**Text block:**
[START]

You are on page 1/ 64

Course Content

Statistical Data & Descriptive Statistics: Nature & Classification of data: univariate, bivariate &
multivariate data; time-series & cross-sectional data, Measures of Central Tendency, Mathematical
averages including arithmetic mean, geometric mean & harmonic mean. Properties & applications;
Positional Averages Mode & Median (& other partition values including quartiles, deciles, &
percentiles) (including graphic determination); Measures of Variation: absolute & relative; Range,
quartile deviation, mean deviation, standard deviation, & their coefficients, Properties of standard
deviation/variance; Skewness: Meaning, Measurement using Karl Pearson & Bowley’s measures;
Concept of Kurtosis.

What is statistics?
• Statistics has been defined in two ways. Some writers define it as ‘Statistical data’ i.e.,
numerical statement of facts,
• while others define it as 'Statistical methods', i.e., complete body of the principles and
techniques used in collecting and analyzing such data. So,
• “Statistics is the science which deals with the collection, analysis and interpretation of
numerical data."

[END]

**Data extract:**
[START]

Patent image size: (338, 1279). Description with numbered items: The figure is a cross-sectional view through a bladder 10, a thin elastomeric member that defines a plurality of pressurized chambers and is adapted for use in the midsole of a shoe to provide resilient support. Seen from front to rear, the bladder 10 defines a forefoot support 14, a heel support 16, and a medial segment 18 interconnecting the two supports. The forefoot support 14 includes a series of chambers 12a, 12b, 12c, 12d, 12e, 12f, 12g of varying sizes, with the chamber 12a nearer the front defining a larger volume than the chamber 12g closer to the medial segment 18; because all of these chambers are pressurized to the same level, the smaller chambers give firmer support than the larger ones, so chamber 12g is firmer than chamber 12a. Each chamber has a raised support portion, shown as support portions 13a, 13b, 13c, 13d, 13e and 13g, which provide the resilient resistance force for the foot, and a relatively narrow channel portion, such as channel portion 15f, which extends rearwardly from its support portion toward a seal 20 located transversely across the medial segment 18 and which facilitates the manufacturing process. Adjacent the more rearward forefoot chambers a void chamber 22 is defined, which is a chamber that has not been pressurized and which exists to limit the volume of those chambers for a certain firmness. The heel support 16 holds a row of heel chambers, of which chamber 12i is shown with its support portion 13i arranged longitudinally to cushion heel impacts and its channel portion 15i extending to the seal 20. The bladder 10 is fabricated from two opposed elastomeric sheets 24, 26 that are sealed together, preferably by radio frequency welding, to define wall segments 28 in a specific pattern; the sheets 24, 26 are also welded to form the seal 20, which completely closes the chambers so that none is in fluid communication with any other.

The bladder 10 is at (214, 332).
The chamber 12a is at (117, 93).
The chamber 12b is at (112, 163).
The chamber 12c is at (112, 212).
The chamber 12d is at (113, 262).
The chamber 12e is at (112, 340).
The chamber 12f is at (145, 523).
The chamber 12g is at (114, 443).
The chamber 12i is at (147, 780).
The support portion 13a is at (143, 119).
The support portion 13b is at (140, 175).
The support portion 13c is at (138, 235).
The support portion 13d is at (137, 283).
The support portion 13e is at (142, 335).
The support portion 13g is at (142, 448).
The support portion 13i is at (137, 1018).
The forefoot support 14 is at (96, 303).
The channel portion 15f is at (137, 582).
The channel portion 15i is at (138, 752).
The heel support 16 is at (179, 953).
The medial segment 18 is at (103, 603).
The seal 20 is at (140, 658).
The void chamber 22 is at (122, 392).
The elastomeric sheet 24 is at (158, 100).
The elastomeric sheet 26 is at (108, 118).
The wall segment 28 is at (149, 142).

[END]
[START]

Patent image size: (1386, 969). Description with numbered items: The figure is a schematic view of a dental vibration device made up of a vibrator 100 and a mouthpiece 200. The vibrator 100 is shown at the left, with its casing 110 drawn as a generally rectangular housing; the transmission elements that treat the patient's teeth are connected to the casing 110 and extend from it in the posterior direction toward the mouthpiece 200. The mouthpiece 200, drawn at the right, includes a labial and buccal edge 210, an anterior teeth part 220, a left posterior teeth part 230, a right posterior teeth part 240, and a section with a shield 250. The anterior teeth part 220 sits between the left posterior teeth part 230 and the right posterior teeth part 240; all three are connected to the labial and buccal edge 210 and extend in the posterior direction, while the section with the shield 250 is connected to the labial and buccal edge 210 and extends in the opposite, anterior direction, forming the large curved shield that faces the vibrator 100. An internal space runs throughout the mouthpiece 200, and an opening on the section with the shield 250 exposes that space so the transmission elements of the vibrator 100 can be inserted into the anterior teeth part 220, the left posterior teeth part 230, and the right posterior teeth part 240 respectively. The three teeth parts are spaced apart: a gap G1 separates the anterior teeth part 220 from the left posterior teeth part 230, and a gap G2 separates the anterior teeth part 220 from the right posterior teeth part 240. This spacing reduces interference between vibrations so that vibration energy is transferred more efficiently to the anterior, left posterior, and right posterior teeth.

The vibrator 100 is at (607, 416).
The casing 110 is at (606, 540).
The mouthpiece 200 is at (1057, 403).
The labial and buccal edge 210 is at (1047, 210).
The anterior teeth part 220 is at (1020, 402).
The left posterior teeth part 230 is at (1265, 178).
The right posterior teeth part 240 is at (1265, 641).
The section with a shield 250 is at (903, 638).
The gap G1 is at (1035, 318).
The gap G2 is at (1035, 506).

[END]

**Actions to take:**
- 1) According to the statistics course outline, whose measures are used to measure skewness?
- 2) Repeat word for word the stretch of the statistics course outline from "Statistical Data &" through "What is statistics?".
The items have nothing to do with what you're asked here.

**Solutions in order:**
- 1) Karl Pearson's and Bowley's measures.

- 2)
Statistical Data & Descriptive Statistics: Nature & Classification of data: univariate, bivariate &
multivariate data; time-series & cross-sectional data, Measures of Central Tendency, Mathematical
averages including arithmetic mean, geometric mean & harmonic mean. Properties & applications;
Positional Averages Mode & Median (& other partition values including quartiles, deciles, &
percentiles) (including graphic determination); Measures of Variation: absolute & relative; Range,
quartile deviation, mean deviation, standard deviation, & their coefficients, Properties of standard
deviation/variance; Skewness: Meaning, Measurement using Karl Pearson & Bowley’s measures;
Concept of Kurtosis.

What is statistics?